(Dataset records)

────────────────────

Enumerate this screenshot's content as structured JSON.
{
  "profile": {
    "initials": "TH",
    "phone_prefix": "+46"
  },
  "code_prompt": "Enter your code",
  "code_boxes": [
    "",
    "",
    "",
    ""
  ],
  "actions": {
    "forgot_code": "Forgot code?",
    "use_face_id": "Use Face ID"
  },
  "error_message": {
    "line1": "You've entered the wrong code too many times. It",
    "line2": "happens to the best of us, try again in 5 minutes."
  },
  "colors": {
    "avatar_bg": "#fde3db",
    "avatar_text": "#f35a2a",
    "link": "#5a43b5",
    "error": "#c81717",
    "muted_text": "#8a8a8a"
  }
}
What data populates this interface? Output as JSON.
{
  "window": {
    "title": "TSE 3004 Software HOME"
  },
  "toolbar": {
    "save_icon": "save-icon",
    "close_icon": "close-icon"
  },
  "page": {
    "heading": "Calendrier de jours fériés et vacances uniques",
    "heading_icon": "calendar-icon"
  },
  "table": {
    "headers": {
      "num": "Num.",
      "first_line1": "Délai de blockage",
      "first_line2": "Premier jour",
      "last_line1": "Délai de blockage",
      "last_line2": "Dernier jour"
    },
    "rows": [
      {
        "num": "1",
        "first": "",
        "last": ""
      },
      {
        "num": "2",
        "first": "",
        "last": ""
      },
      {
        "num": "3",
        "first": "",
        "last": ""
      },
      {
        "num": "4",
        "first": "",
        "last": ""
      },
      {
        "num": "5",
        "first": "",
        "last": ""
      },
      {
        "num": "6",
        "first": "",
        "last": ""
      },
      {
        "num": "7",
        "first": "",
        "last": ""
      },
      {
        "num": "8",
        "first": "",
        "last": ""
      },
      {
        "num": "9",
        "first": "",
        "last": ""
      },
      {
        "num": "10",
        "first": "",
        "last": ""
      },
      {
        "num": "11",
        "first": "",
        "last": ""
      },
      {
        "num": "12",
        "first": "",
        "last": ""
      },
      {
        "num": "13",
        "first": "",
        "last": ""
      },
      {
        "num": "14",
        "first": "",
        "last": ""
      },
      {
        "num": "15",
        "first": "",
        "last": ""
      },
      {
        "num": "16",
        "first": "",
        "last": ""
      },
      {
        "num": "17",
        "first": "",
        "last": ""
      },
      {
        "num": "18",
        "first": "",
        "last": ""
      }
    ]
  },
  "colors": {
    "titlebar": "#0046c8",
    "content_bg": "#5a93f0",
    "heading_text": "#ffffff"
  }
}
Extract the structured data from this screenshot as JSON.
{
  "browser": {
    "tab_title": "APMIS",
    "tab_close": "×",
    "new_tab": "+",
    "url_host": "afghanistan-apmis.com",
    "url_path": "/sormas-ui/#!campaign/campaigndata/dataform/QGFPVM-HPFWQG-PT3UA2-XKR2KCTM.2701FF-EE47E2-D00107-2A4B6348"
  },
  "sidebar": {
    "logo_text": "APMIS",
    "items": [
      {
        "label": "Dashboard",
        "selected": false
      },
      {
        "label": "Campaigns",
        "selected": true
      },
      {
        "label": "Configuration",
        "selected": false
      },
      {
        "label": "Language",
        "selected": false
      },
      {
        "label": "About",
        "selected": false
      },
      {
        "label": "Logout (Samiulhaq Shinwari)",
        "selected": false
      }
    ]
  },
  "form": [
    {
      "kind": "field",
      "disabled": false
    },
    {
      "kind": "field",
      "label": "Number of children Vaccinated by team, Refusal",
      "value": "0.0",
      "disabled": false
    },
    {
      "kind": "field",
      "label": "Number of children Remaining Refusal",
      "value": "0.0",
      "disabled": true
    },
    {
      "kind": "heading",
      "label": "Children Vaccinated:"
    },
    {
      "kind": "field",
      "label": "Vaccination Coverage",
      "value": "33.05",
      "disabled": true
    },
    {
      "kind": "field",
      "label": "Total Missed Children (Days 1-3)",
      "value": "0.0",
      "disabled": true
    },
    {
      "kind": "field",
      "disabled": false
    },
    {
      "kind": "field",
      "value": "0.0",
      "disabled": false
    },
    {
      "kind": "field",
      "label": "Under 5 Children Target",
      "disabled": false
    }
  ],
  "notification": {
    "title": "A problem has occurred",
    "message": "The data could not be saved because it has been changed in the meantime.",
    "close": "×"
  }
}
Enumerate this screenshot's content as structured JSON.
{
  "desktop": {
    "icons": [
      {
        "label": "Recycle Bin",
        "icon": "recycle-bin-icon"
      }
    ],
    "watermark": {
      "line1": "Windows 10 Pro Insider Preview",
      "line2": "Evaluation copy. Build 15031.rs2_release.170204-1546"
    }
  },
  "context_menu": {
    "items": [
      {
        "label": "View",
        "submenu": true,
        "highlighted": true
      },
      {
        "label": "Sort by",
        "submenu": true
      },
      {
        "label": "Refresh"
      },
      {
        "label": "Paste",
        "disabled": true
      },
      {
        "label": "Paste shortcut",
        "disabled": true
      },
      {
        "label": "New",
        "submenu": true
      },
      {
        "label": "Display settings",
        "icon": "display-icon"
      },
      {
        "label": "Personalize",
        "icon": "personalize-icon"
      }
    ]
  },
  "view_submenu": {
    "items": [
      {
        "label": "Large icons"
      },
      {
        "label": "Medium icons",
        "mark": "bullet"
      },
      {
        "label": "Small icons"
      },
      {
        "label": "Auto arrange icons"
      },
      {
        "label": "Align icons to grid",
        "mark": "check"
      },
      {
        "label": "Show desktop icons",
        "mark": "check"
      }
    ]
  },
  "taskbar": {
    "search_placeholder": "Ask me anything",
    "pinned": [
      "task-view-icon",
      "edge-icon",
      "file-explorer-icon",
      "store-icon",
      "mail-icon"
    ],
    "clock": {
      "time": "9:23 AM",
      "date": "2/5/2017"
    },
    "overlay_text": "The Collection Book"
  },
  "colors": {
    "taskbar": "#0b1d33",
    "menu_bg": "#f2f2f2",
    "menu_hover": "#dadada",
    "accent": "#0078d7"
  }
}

────────────────────

Set exercise: Return all of the data word for word.

Result of the exercise:
Enumerate this screenshot's content as structured JSON.
{
  "profile": {
    "initials": "TH",
    "phone_prefix": "+46"
  },
  "code_prompt": "Enter your code",
  "code_boxes": [
    "",
    "",
    "",
    ""
  ],
  "actions": {
    "forgot_code": "Forgot code?",
    "use_face_id": "Use Face ID"
  },
  "error_message": {
    "line1": "You've entered the wrong code too many times. It",
    "line2": "happens to the best of us, try again in 5 minutes."
  },
  "colors": {
    "avatar_bg": "#fde3db",
    "avatar_text": "#f35a2a",
    "link": "#5a43b5",
    "error": "#c81717",
    "muted_text": "#8a8a8a"
  }
}
What data populates this interface? Output as JSON.
{
  "window": {
    "title": "TSE 3004 Software HOME"
  },
  "toolbar": {
    "save_icon": "save-icon",
    "close_icon": "close-icon"
  },
  "page": {
    "heading": "Calendrier de jours fériés et vacances uniques",
    "heading_icon": "calendar-icon"
  },
  "table": {
    "headers": {
      "num": "Num.",
      "first_line1": "Délai de blockage",
      "first_line2": "Premier jour",
      "last_line1": "Délai de blockage",
      "last_line2": "Dernier jour"
    },
    "rows": [
      {
        "num": "1",
        "first": "",
        "last": ""
      },
      {
        "num": "2",
        "first": "",
        "last": ""
      },
      {
        "num": "3",
        "first": "",
        "last": ""
      },
      {
        "num": "4",
        "first": "",
        "last": ""
      },
      {
        "num": "5",
        "first": "",
        "last": ""
      },
      {
        "num": "6",
        "first": "",
        "last": ""
      },
      {
        "num": "7",
        "first": "",
        "last": ""
      },
      {
        "num": "8",
        "first": "",
        "last": ""
      },
      {
        "num": "9",
        "first": "",
        "last": ""
      },
      {
        "num": "10",
        "first": "",
        "last": ""
      },
      {
        "num": "11",
        "first": "",
        "last": ""
      },
      {
        "num": "12",
        "first": "",
        "last": ""
      },
      {
        "num": "13",
        "first": "",
        "last": ""
      },
      {
        "num": "14",
        "first": "",
        "last": ""
      },
      {
        "num": "15",
        "first": "",
        "last": ""
      },
      {
        "num": "16",
        "first": "",
        "last": ""
      },
      {
        "num": "17",
        "first": "",
        "last": ""
      },
      {
        "num": "18",
        "first": "",
        "last": ""
      }
    ]
  },
  "colors": {
    "titlebar": "#0046c8",
    "content_bg": "#5a93f0",
    "heading_text": "#ffffff"
  }
}
Extract the structured data from this screenshot as JSON.
{
  "browser": {
    "tab_title": "APMIS",
    "tab_close": "×",
    "new_tab": "+",
    "url_host": "afghanistan-apmis.com",
    "url_path": "/sormas-ui/#!campaign/campaigndata/dataform/QGFPVM-HPFWQG-PT3UA2-XKR2KCTM.2701FF-EE47E2-D00107-2A4B6348"
  },
  "sidebar": {
    "logo_text": "APMIS",
    "items": [
      {
        "label": "Dashboard",
        "selected": false
      },
      {
        "label": "Campaigns",
        "selected": true
      },
      {
        "label": "Configuration",
        "selected": false
      },
      {
        "label": "Language",
        "selected": false
      },
      {
        "label": "About",
        "selected": false
      },
      {
        "label": "Logout (Samiulhaq Shinwari)",
        "selected": false
      }
    ]
  },
  "form": [
    {
      "kind": "field",
      "disabled": false
    },
    {
      "kind": "field",
      "label": "Number of children Vaccinated by team, Refusal",
      "value": "0.0",
      "disabled": false
    },
    {
      "kind": "field",
      "label": "Number of children Remaining Refusal",
      "value": "0.0",
      "disabled": true
    },
    {
      "kind": "heading",
      "label": "Children Vaccinated:"
    },
    {
      "kind": "field",
      "label": "Vaccination Coverage",
      "value": "33.05",
      "disabled": true
    },
    {
      "kind": "field",
      "label": "Total Missed Children (Days 1-3)",
      "value": "0.0",
      "disabled": true
    },
    {
      "kind": "field",
      "disabled": false
    },
    {
      "kind": "field",
      "value": "0.0",
      "disabled": false
    },
    {
      "kind": "field",
      "label": "Under 5 Children Target",
      "disabled": false
    }
  ],
  "notification": {
    "title": "A problem has occurred",
    "message": "The data could not be saved because it has been changed in the meantime.",
    "close": "×"
  }
}
Enumerate this screenshot's content as structured JSON.
{
  "desktop": {
    "icons": [
      {
        "label": "Recycle Bin",
        "icon": "recycle-bin-icon"
      }
    ],
    "watermark": {
      "line1": "Windows 10 Pro Insider Preview",
      "line2": "Evaluation copy. Build 15031.rs2_release.170204-1546"
    }
  },
  "context_menu": {
    "items": [
      {
        "label": "View",
        "submenu": true,
        "highlighted": true
      },
      {
        "label": "Sort by",
        "submenu": true
      },
      {
        "label": "Refresh"
      },
      {
        "label": "Paste",
        "disabled": true
      },
      {
        "label": "Paste shortcut",
        "disabled": true
      },
      {
        "label": "New",
        "submenu": true
      },
      {
        "label": "Display settings",
        "icon": "display-icon"
      },
      {
        "label": "Personalize",
        "icon": "personalize-icon"
      }
    ]
  },
  "view_submenu": {
    "items": [
      {
        "label": "Large icons"
      },
      {
        "label": "Medium icons",
        "mark": "bullet"
      },
      {
        "label": "Small icons"
      },
      {
        "label": "Auto arrange icons"
      },
      {
        "label": "Align icons to grid",
        "mark": "check"
      },
      {
        "label": "Show desktop icons",
        "mark": "check"
      }
    ]
  },
  "taskbar": {
    "search_placeholder": "Ask me anything",
    "pinned": [
      "task-view-icon",
      "edge-icon",
      "file-explorer-icon",
      "store-icon",
      "mail-icon"
    ],
    "clock": {
      "time": "9:23 AM",
      "date": "2/5/2017"
    },
    "overlay_text": "The Collection Book"
  },
  "colors": {
    "taskbar": "#0b1d33",
    "menu_bg": "#f2f2f2",
    "menu_hover": "#dadada",
    "accent": "#0078d7"
  }
}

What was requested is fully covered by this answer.